(Saved entries)
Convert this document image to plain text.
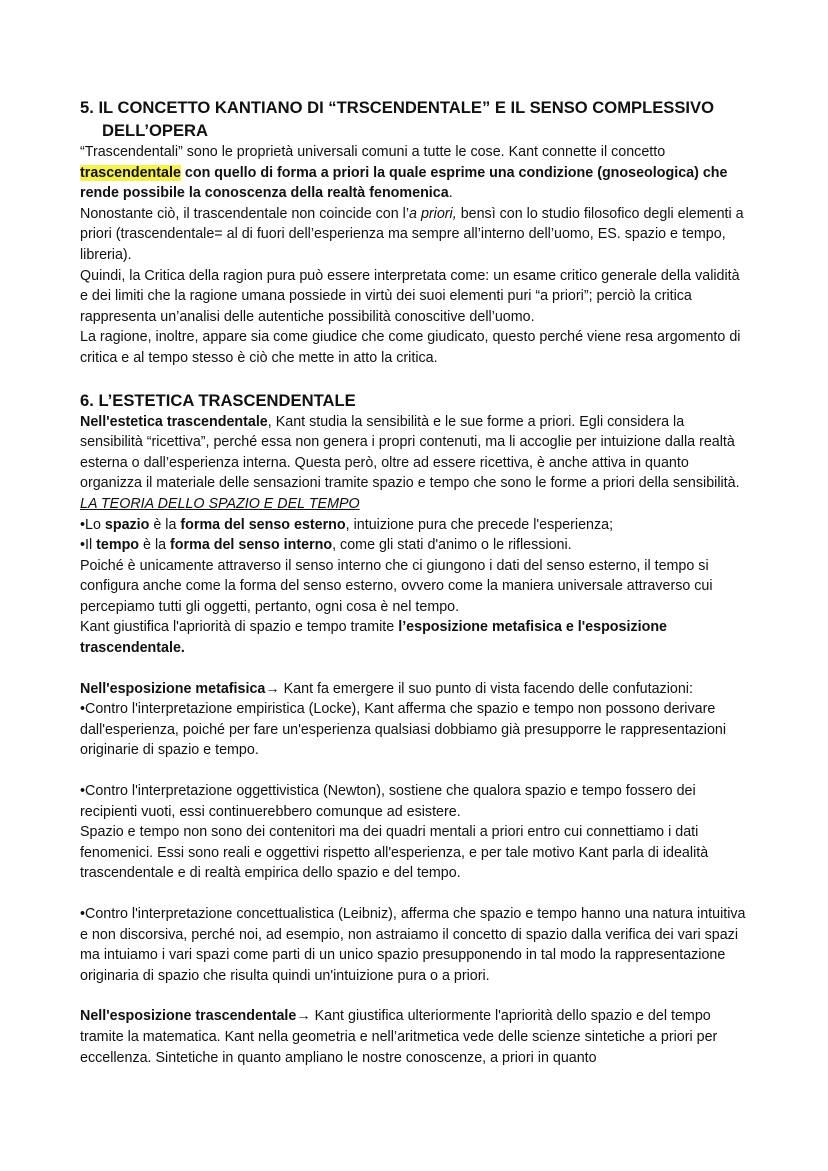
5. IL CONCETTO KANTIANO DI “TRSCENDENTALE” E IL SENSO COMPLESSIVO
DELL’OPERA

“Trascendentali” sono le proprietà universali comuni a tutte le cose. Kant connette il concetto trascendentale con quello di forma a priori la quale esprime una condizione (gnoseologica) che rende possibile la conoscenza della realtà fenomenica.

Nonostante ciò, il trascendentale non coincide con l’a priori, bensì con lo studio filosofico degli elementi a priori (trascendentale= al di fuori dell’esperienza ma sempre all’interno dell’uomo, ES. spazio e tempo, libreria).

Quindi, la Critica della ragion pura può essere interpretata come: un esame critico generale della validità e dei limiti che la ragione umana possiede in virtù dei suoi elementi puri “a priori”; perciò la critica rappresenta un’analisi delle autentiche possibilità conoscitive dell’uomo.

La ragione, inoltre, appare sia come giudice che come giudicato, questo perché viene resa argomento di critica e al tempo stesso è ciò che mette in atto la critica.

6. L’ESTETICA TRASCENDENTALE

Nell'estetica trascendentale, Kant studia la sensibilità e le sue forme a priori. Egli considera la sensibilità “ricettiva”, perché essa non genera i propri contenuti, ma li accoglie per intuizione dalla realtà esterna o dall’esperienza interna. Questa però, oltre ad essere ricettiva, è anche attiva in quanto organizza il materiale delle sensazioni tramite spazio e tempo che sono le forme a priori della sensibilità.

LA TEORIA DELLO SPAZIO E DEL TEMPO

•Lo spazio è la forma del senso esterno, intuizione pura che precede l'esperienza;

•Il tempo è la forma del senso interno, come gli stati d'animo o le riflessioni.

Poiché è unicamente attraverso il senso interno che ci giungono i dati del senso esterno, il tempo si configura anche come la forma del senso esterno, ovvero come la maniera universale attraverso cui percepiamo tutti gli oggetti, pertanto, ogni cosa è nel tempo.

Kant giustifica l'apriorità di spazio e tempo tramite l’esposizione metafisica e l'esposizione trascendentale.

Nell'esposizione metafisica→ Kant fa emergere il suo punto di vista facendo delle confutazioni:

•Contro l'interpretazione empiristica (Locke), Kant afferma che spazio e tempo non possono derivare dall'esperienza, poiché per fare un'esperienza qualsiasi dobbiamo già presupporre le rappresentazioni originarie di spazio e tempo.

•Contro l'interpretazione oggettivistica (Newton), sostiene che qualora spazio e tempo fossero dei recipienti vuoti, essi continuerebbero comunque ad esistere.

Spazio e tempo non sono dei contenitori ma dei quadri mentali a priori entro cui connettiamo i dati fenomenici. Essi sono reali e oggettivi rispetto all'esperienza, e per tale motivo Kant parla di idealità trascendentale e di realtà empirica dello spazio e del tempo.

•Contro l'interpretazione concettualistica (Leibniz), afferma che spazio e tempo hanno una natura intuitiva e non discorsiva, perché noi, ad esempio, non astraiamo il concetto di spazio dalla verifica dei vari spazi ma intuiamo i vari spazi come parti di un unico spazio presupponendo in tal modo la rappresentazione originaria di spazio che risulta quindi un'intuizione pura o a priori.

Nell'esposizione trascendentale→ Kant giustifica ulteriormente l'apriorità dello spazio e del tempo tramite la matematica. Kant nella geometria e nell’aritmetica vede delle scienze sintetiche a priori per eccellenza. Sintetiche in quanto ampliano le nostre conoscenze, a priori in quanto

What to produce: Work out the count of lines containing the word "metafisica", then write only that count.

Worked answer: 2